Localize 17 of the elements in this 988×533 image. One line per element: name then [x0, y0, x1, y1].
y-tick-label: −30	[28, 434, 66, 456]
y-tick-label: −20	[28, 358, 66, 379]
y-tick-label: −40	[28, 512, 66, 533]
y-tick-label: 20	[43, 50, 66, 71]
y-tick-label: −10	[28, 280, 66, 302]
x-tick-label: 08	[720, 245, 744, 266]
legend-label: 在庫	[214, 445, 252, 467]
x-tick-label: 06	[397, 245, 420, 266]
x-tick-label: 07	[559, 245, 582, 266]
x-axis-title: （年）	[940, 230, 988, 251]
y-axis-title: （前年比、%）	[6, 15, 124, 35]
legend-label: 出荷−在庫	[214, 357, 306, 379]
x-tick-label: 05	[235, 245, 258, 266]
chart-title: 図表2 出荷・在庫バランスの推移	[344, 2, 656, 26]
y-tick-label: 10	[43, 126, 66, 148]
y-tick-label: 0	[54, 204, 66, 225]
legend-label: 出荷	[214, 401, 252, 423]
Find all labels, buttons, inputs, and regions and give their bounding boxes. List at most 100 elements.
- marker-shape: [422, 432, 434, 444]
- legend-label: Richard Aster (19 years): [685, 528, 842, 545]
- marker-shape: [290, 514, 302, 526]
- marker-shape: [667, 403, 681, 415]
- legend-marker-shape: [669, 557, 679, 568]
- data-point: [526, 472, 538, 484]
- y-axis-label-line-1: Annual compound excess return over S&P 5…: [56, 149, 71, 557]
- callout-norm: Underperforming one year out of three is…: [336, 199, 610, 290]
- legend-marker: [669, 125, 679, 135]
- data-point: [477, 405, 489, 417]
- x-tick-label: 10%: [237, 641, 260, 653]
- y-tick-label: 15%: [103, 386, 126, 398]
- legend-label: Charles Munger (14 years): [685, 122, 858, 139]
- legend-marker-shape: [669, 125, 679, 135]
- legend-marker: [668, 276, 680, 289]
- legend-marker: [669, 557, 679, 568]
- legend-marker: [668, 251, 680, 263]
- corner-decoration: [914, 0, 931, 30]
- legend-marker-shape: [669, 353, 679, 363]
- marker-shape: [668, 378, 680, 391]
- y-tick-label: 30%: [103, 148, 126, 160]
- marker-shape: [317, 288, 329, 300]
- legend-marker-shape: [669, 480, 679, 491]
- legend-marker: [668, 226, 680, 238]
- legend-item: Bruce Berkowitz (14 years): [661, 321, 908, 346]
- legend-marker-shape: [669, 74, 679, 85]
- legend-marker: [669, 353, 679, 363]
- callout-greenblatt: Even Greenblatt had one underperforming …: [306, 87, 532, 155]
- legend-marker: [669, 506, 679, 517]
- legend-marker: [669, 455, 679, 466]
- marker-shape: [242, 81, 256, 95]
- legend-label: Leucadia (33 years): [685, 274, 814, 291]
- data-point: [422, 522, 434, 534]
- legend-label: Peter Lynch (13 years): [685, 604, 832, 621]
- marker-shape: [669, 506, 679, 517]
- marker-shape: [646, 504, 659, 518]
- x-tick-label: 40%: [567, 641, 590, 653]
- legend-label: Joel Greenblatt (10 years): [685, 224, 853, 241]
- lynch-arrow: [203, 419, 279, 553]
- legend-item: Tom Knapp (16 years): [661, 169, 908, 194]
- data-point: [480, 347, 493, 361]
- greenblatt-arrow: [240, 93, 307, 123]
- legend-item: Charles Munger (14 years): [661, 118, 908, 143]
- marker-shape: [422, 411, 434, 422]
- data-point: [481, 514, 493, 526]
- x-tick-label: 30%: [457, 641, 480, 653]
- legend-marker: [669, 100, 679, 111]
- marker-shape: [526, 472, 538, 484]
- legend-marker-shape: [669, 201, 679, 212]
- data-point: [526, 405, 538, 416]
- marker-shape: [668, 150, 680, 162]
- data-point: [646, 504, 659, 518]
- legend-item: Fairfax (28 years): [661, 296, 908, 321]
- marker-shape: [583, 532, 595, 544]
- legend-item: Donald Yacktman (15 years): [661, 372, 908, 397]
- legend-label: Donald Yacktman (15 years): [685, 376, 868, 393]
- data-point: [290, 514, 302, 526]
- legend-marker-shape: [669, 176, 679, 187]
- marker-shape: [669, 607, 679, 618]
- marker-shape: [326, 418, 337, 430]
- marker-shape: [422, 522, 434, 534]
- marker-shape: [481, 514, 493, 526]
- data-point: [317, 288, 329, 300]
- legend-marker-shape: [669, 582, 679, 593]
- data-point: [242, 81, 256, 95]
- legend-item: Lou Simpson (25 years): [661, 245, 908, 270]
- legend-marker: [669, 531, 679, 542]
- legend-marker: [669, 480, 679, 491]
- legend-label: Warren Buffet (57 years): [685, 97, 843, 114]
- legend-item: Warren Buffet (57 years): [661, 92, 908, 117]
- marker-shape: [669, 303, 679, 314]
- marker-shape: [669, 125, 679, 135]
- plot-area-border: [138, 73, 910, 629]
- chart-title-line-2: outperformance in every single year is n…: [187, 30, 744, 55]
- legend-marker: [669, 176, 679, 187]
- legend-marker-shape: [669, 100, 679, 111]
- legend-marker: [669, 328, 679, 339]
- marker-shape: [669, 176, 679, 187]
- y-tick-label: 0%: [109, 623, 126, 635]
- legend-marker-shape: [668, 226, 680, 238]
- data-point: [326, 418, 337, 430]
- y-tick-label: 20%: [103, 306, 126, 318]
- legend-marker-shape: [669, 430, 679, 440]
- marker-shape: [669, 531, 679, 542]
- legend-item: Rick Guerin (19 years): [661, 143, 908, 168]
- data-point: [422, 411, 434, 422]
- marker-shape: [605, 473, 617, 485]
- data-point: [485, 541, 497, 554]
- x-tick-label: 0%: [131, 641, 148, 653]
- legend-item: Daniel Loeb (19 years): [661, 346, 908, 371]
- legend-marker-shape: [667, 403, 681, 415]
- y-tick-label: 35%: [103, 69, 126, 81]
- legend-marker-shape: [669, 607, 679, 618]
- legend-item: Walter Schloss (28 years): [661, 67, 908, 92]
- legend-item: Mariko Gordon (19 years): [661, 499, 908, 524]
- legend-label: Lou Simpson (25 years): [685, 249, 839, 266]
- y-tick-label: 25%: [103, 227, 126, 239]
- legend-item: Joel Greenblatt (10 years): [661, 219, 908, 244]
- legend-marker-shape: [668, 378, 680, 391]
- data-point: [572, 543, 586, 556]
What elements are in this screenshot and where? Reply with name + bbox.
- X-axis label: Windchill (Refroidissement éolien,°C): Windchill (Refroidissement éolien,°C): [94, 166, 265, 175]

###

Written exercise:
Can you turn every line of the records above into a Markdown table with the columns Row and Text, where Row numbers each line and blank lines are left out?

Reply to the task:
| Row | Text |
|---|---|
| 1 | Localize 17 of the elements in this 988×533 image. One line per element: name then [x0, y0, x1, y1]. |
| 2 | y-tick-label: −30	[28, 434, 66, 456] |
| 3 | y-tick-label: −20	[28, 358, 66, 379] |
| 4 | y-tick-label: −40	[28, 512, 66, 533] |
| 5 | y-tick-label: 20	[43, 50, 66, 71] |
| 6 | y-tick-label: −10	[28, 280, 66, 302] |
| 7 | x-tick-label: 08	[720, 245, 744, 266] |
| 8 | legend-label: 在庫	[214, 445, 252, 467] |
| 9 | x-tick-label: 06	[397, 245, 420, 266] |
| 10 | x-tick-label: 07	[559, 245, 582, 266] |
| 11 | x-axis-title: （年）	[940, 230, 988, 251] |
| 12 | y-axis-title: （前年比、%）	[6, 15, 124, 35] |
| 13 | legend-label: 出荷−在庫	[214, 357, 306, 379] |
| 14 | x-tick-label: 05	[235, 245, 258, 266] |
| 15 | chart-title: 図表2 出荷・在庫バランスの推移	[344, 2, 656, 26] |
| 16 | y-tick-label: 10	[43, 126, 66, 148] |
| 17 | y-tick-label: 0	[54, 204, 66, 225] |
| 18 | legend-label: 出荷	[214, 401, 252, 423] |
| 19 | Find all labels, buttons, inputs, and regions and give their bounding boxes. List at most 100 elements. |
| 20 | - marker-shape: [422, 432, 434, 444] |
| 21 | - legend-label: Richard Aster (19 years): [685, 528, 842, 545] |
| 22 | - marker-shape: [290, 514, 302, 526] |
| 23 | - marker-shape: [667, 403, 681, 415] |
| 24 | - legend-marker-shape: [669, 557, 679, 568] |
| 25 | - data-point: [526, 472, 538, 484] |
| 26 | - y-axis-label-line-1: Annual compound excess return over S&P 5…: [56, 149, 71, 557] |
| 27 | - callout-norm: Underperforming one year out of three is…: [336, 199, 610, 290] |
| 28 | - legend-marker: [669, 125, 679, 135] |
| 29 | - data-point: [477, 405, 489, 417] |
| 30 | - x-tick-label: 10%: [237, 641, 260, 653] |
| 31 | - y-tick-label: 15%: [103, 386, 126, 398] |
| 32 | - legend-label: Charles Munger (14 years): [685, 122, 858, 139] |
| 33 | - legend-marker-shape: [669, 125, 679, 135] |
| 34 | - legend-marker: [668, 276, 680, 289] |
| 35 | - legend-marker: [669, 557, 679, 568] |
| 36 | - legend-marker: [668, 251, 680, 263] |
| 37 | - corner-decoration: [914, 0, 931, 30] |
| 38 | - legend-marker-shape: [669, 353, 679, 363] |
| 39 | - marker-shape: [668, 378, 680, 391] |
| 40 | - y-tick-label: 30%: [103, 148, 126, 160] |
| 41 | - marker-shape: [317, 288, 329, 300] |
| 42 | - legend-marker-shape: [669, 480, 679, 491] |
| 43 | - legend-marker: [668, 226, 680, 238] |
| 44 | - legend-item: Bruce Berkowitz (14 years): [661, 321, 908, 346] |
| 45 | - legend-marker-shape: [669, 74, 679, 85] |
| 46 | - legend-marker: [669, 353, 679, 363] |
| 47 | - callout-greenblatt: Even Greenblatt had one underperforming …: [306, 87, 532, 155] |
| 48 | - legend-marker: [669, 506, 679, 517] |
| 49 | - legend-marker: [669, 455, 679, 466] |
| 50 | - marker-shape: [242, 81, 256, 95] |
| 51 | - legend-label: Leucadia (33 years): [685, 274, 814, 291] |
| 52 | - data-point: [422, 522, 434, 534] |
| 53 | - legend-label: Peter Lynch (13 years): [685, 604, 832, 621] |
| 54 | - marker-shape: [669, 506, 679, 517] |
| 55 | - marker-shape: [646, 504, 659, 518] |
| 56 | - x-tick-label: 40%: [567, 641, 590, 653] |
| 57 | - legend-label: Joel Greenblatt (10 years): [685, 224, 853, 241] |
| 58 | - lynch-arrow: [203, 419, 279, 553] |
| 59 | - legend-item: Tom Knapp (16 years): [661, 169, 908, 194] |
| 60 | - data-point: [480, 347, 493, 361] |
| 61 | - greenblatt-arrow: [240, 93, 307, 123] |
| 62 | - legend-item: Charles Munger (14 years): [661, 118, 908, 143] |
| 63 | - marker-shape: [422, 411, 434, 422] |
| 64 | - data-point: [481, 514, 493, 526] |
| 65 | - x-tick-label: 30%: [457, 641, 480, 653] |
| 66 | - legend-marker: [669, 100, 679, 111] |
| 67 | - marker-shape: [526, 472, 538, 484] |
| 68 | - legend-marker-shape: [669, 201, 679, 212] |
| 69 | - data-point: [526, 405, 538, 416] |
| 70 | - marker-shape: [668, 150, 680, 162] |
| 71 | - data-point: [646, 504, 659, 518] |
| 72 | - legend-item: Fairfax (28 years): [661, 296, 908, 321] |
| 73 | - marker-shape: [583, 532, 595, 544] |
| 74 | - legend-item: Donald Yacktman (15 years): [661, 372, 908, 397] |
| 75 | - legend-label: Donald Yacktman (15 years): [685, 376, 868, 393] |
| 76 | - data-point: [290, 514, 302, 526] |
| 77 | - legend-marker-shape: [669, 176, 679, 187] |
| 78 | - marker-shape: [669, 607, 679, 618] |
| 79 | - marker-shape: [326, 418, 337, 430] |
| 80 | - marker-shape: [422, 522, 434, 534] |
| 81 | - marker-shape: [481, 514, 493, 526] |
| 82 | - data-point: [317, 288, 329, 300] |
| 83 | - legend-marker-shape: [669, 582, 679, 593] |
| 84 | - data-point: [242, 81, 256, 95] |
| 85 | - legend-item: Lou Simpson (25 years): [661, 245, 908, 270] |
| 86 | - legend-marker: [669, 531, 679, 542] |
| 87 | - legend-marker: [669, 480, 679, 491] |
| 88 | - legend-label: Warren Buffet (57 years): [685, 97, 843, 114] |
| 89 | - legend-item: Warren Buffet (57 years): [661, 92, 908, 117] |
| 90 | - marker-shape: [669, 303, 679, 314] |
| 91 | - marker-shape: [669, 125, 679, 135] |
| 92 | - plot-area-border: [138, 73, 910, 629] |
| 93 | - chart-title-line-2: outperformance in every single year is n…: [187, 30, 744, 55] |
| 94 | - legend-marker: [669, 176, 679, 187] |
| 95 | - legend-marker-shape: [669, 100, 679, 111] |
| 96 | - legend-marker: [669, 328, 679, 339] |
| 97 | - marker-shape: [669, 176, 679, 187] |
| 98 | - y-tick-label: 0%: [109, 623, 126, 635] |
| 99 | - legend-marker-shape: [668, 226, 680, 238] |
| 100 | - data-point: [326, 418, 337, 430] |
| 101 | - y-tick-label: 20%: [103, 306, 126, 318] |
| 102 | - legend-marker-shape: [669, 430, 679, 440] |
| 103 | - marker-shape: [669, 531, 679, 542] |
| 104 | - legend-item: Rick Guerin (19 years): [661, 143, 908, 168] |
| 105 | - data-point: [422, 411, 434, 422] |
| 106 | - marker-shape: [605, 473, 617, 485] |
| 107 | - data-point: [485, 541, 497, 554] |
| 108 | - x-tick-label: 0%: [131, 641, 148, 653] |
| 109 | - legend-item: Daniel Loeb (19 years): [661, 346, 908, 371] |
| 110 | - legend-marker-shape: [667, 403, 681, 415] |
| 111 | - y-tick-label: 35%: [103, 69, 126, 81] |
| 112 | - legend-marker-shape: [669, 607, 679, 618] |
| 113 | - legend-item: Walter Schloss (28 years): [661, 67, 908, 92] |
| 114 | - legend-item: Mariko Gordon (19 years): [661, 499, 908, 524] |
| 115 | - legend-label: Lou Simpson (25 years): [685, 249, 839, 266] |
| 116 | - y-tick-label: 25%: [103, 227, 126, 239] |
| 117 | - legend-item: Joel Greenblatt (10 years): [661, 219, 908, 244] |
| 118 | - legend-marker-shape: [668, 378, 680, 391] |
| 119 | - data-point: [572, 543, 586, 556] |
| 120 | What elements are in this screenshot and where? Reply with name + bbox. |
| 121 | - X-axis label: Windchill (Refroidissement éolien,°C): Windchill (Refroidissement éolien,°C): [94, 166, 265, 175] |